[Start Input for this task]

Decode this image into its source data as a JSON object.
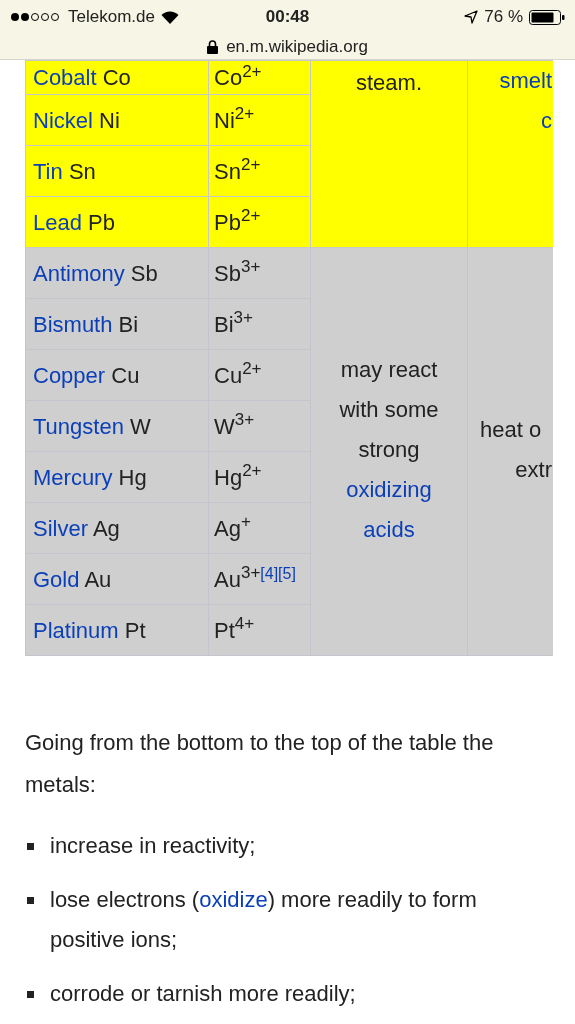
{
  "status_bar": {
    "carrier": "Telekom.de",
    "time": "00:48",
    "battery": "76 %"
  },
  "address_bar": {
    "url": "en.m.wikipedia.org"
  },
  "table": {
    "groups": [
      {
        "color": "#ffff00",
        "rows": [
          {
            "name": "Cobalt",
            "symbol": "Co",
            "ion": "Co$^{2+}$"
          },
          {
            "name": "Nickel",
            "symbol": "Ni",
            "ion": "Ni$^{2+}$"
          },
          {
            "name": "Tin",
            "symbol": "Sn",
            "ion": "Sn$^{2+}$"
          },
          {
            "name": "Lead",
            "symbol": "Pb",
            "ion": "Pb$^{2+}$"
          }
        ],
        "column_3": [
          {
            "text": "steam.",
            "link": false
          }
        ],
        "column_4": [
          {
            "text": "smelt",
            "link": true
          },
          {
            "text": "c",
            "link": true
          }
        ]
      },
      {
        "color": "#cfcfcf",
        "rows": [
          {
            "name": "Antimony",
            "symbol": "Sb",
            "ion": "Sb$^{3+}$"
          },
          {
            "name": "Bismuth",
            "symbol": "Bi",
            "ion": "Bi$^{3+}$"
          },
          {
            "name": "Copper",
            "symbol": "Cu",
            "ion": "Cu$^{2+}$"
          },
          {
            "name": "Tungsten",
            "symbol": "W",
            "ion": "W$^{3+}$"
          },
          {
            "name": "Mercury",
            "symbol": "Hg",
            "ion": "Hg$^{2+}$"
          },
          {
            "name": "Silver",
            "symbol": "Ag",
            "ion": "Ag$^{+}$"
          },
          {
            "name": "Gold",
            "symbol": "Au",
            "ion": "Au$^{3+}$",
            "refs": [
              "[4]",
              "[5]"
            ]
          },
          {
            "name": "Platinum",
            "symbol": "Pt",
            "ion": "Pt$^{4+}$"
          }
        ],
        "column_3": [
          {
            "text": "may react",
            "link": false
          },
          {
            "text": "with some",
            "link": false
          },
          {
            "text": "strong",
            "link": false
          },
          {
            "text": "oxidizing",
            "link": true
          },
          {
            "text": "acids",
            "link": true
          }
        ],
        "column_4": [
          {
            "text": "heat o",
            "link": false
          },
          {
            "text": "extr",
            "link": false
          }
        ]
      }
    ]
  },
  "paragraph": "Going from the bottom to the top of the table the metals:",
  "list": [
    {
      "before": "increase in reactivity;"
    },
    {
      "before": "lose electrons (",
      "link": "oxidize",
      "after": ") more readily to form positive ions;"
    },
    {
      "before": "corrode or tarnish more readily;"
    }
  ]
}
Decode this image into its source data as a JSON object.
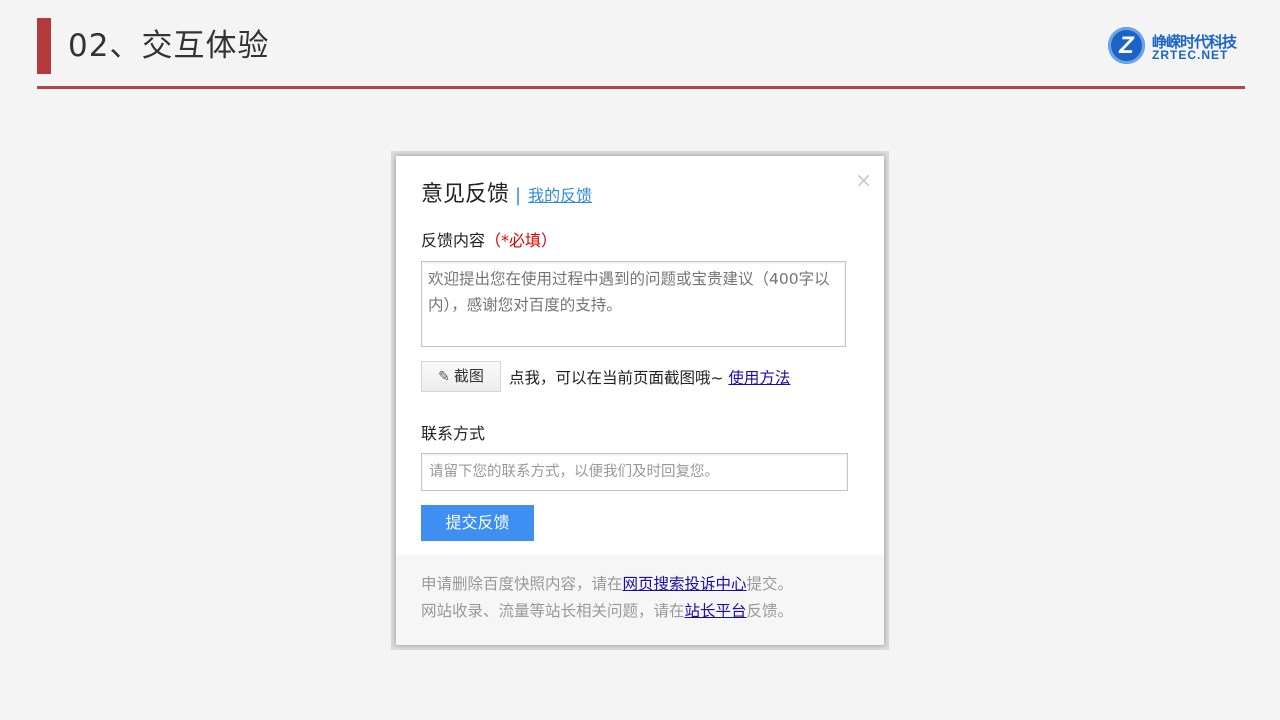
{
  "slide": {
    "title": "02、交互体验"
  },
  "logo": {
    "mark": "Z",
    "cn": "峥嵘时代科技",
    "en": "ZRTEC.NET",
    "color": "#1b64c6"
  },
  "dialog": {
    "title": "意见反馈",
    "separator": "|",
    "my_feedback_link": "我的反馈",
    "close_icon": "×",
    "content_label": "反馈内容",
    "required_mark": "（*必填）",
    "content_placeholder": "欢迎提出您在使用过程中遇到的问题或宝贵建议（400字以内），感谢您对百度的支持。",
    "screenshot_button": "截图",
    "screenshot_icon": "✎",
    "screenshot_hint": "点我，可以在当前页面截图哦~ ",
    "howto_link": "使用方法",
    "contact_label": "联系方式",
    "contact_placeholder": "请留下您的联系方式，以便我们及时回复您。",
    "submit_button": "提交反馈",
    "footer": {
      "line1_prefix": "申请删除百度快照内容，请在",
      "line1_link": "网页搜索投诉中心",
      "line1_suffix": "提交。",
      "line2_prefix": "网站收录、流量等站长相关问题，请在",
      "line2_link": "站长平台",
      "line2_suffix": "反馈。"
    }
  },
  "colors": {
    "accent_red": "#b23a3a",
    "link_blue": "#2f8bd9",
    "submit_blue": "#3f8ef2",
    "required_red": "#dd0000"
  }
}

[End Input for this task]

Retype the data above exactly; pictures are not part of the copy.

Decode this image into its source data as a JSON object.
{
  "status_bar": {
    "carrier": "Telekom.de",
    "time": "00:48",
    "battery": "76 %"
  },
  "address_bar": {
    "url": "en.m.wikipedia.org"
  },
  "table": {
    "groups": [
      {
        "color": "#ffff00",
        "rows": [
          {
            "name": "Cobalt",
            "symbol": "Co",
            "ion": "Co$^{2+}$"
          },
          {
            "name": "Nickel",
            "symbol": "Ni",
            "ion": "Ni$^{2+}$"
          },
          {
            "name": "Tin",
            "symbol": "Sn",
            "ion": "Sn$^{2+}$"
          },
          {
            "name": "Lead",
            "symbol": "Pb",
            "ion": "Pb$^{2+}$"
          }
        ],
        "column_3": [
          {
            "text": "steam.",
            "link": false
          }
        ],
        "column_4": [
          {
            "text": "smelt",
            "link": true
          },
          {
            "text": "c",
            "link": true
          }
        ]
      },
      {
        "color": "#cfcfcf",
        "rows": [
          {
            "name": "Antimony",
            "symbol": "Sb",
            "ion": "Sb$^{3+}$"
          },
          {
            "name": "Bismuth",
            "symbol": "Bi",
            "ion": "Bi$^{3+}$"
          },
          {
            "name": "Copper",
            "symbol": "Cu",
            "ion": "Cu$^{2+}$"
          },
          {
            "name": "Tungsten",
            "symbol": "W",
            "ion": "W$^{3+}$"
          },
          {
            "name": "Mercury",
            "symbol": "Hg",
            "ion": "Hg$^{2+}$"
          },
          {
            "name": "Silver",
            "symbol": "Ag",
            "ion": "Ag$^{+}$"
          },
          {
            "name": "Gold",
            "symbol": "Au",
            "ion": "Au$^{3+}$",
            "refs": [
              "[4]",
              "[5]"
            ]
          },
          {
            "name": "Platinum",
            "symbol": "Pt",
            "ion": "Pt$^{4+}$"
          }
        ],
        "column_3": [
          {
            "text": "may react",
            "link": false
          },
          {
            "text": "with some",
            "link": false
          },
          {
            "text": "strong",
            "link": false
          },
          {
            "text": "oxidizing",
            "link": true
          },
          {
            "text": "acids",
            "link": true
          }
        ],
        "column_4": [
          {
            "text": "heat o",
            "link": false
          },
          {
            "text": "extr",
            "link": false
          }
        ]
      }
    ]
  },
  "paragraph": "Going from the bottom to the top of the table the metals:",
  "list": [
    {
      "before": "increase in reactivity;"
    },
    {
      "before": "lose electrons (",
      "link": "oxidize",
      "after": ") more readily to form positive ions;"
    },
    {
      "before": "corrode or tarnish more readily;"
    }
  ]
}
Decode this image into its source data as a JSON object.
{
  "slide": {
    "title": "02、交互体验"
  },
  "logo": {
    "mark": "Z",
    "cn": "峥嵘时代科技",
    "en": "ZRTEC.NET",
    "color": "#1b64c6"
  },
  "dialog": {
    "title": "意见反馈",
    "separator": "|",
    "my_feedback_link": "我的反馈",
    "close_icon": "×",
    "content_label": "反馈内容",
    "required_mark": "（*必填）",
    "content_placeholder": "欢迎提出您在使用过程中遇到的问题或宝贵建议（400字以内），感谢您对百度的支持。",
    "screenshot_button": "截图",
    "screenshot_icon": "✎",
    "screenshot_hint": "点我，可以在当前页面截图哦~ ",
    "howto_link": "使用方法",
    "contact_label": "联系方式",
    "contact_placeholder": "请留下您的联系方式，以便我们及时回复您。",
    "submit_button": "提交反馈",
    "footer": {
      "line1_prefix": "申请删除百度快照内容，请在",
      "line1_link": "网页搜索投诉中心",
      "line1_suffix": "提交。",
      "line2_prefix": "网站收录、流量等站长相关问题，请在",
      "line2_link": "站长平台",
      "line2_suffix": "反馈。"
    }
  },
  "colors": {
    "accent_red": "#b23a3a",
    "link_blue": "#2f8bd9",
    "submit_blue": "#3f8ef2",
    "required_red": "#dd0000"
  }
}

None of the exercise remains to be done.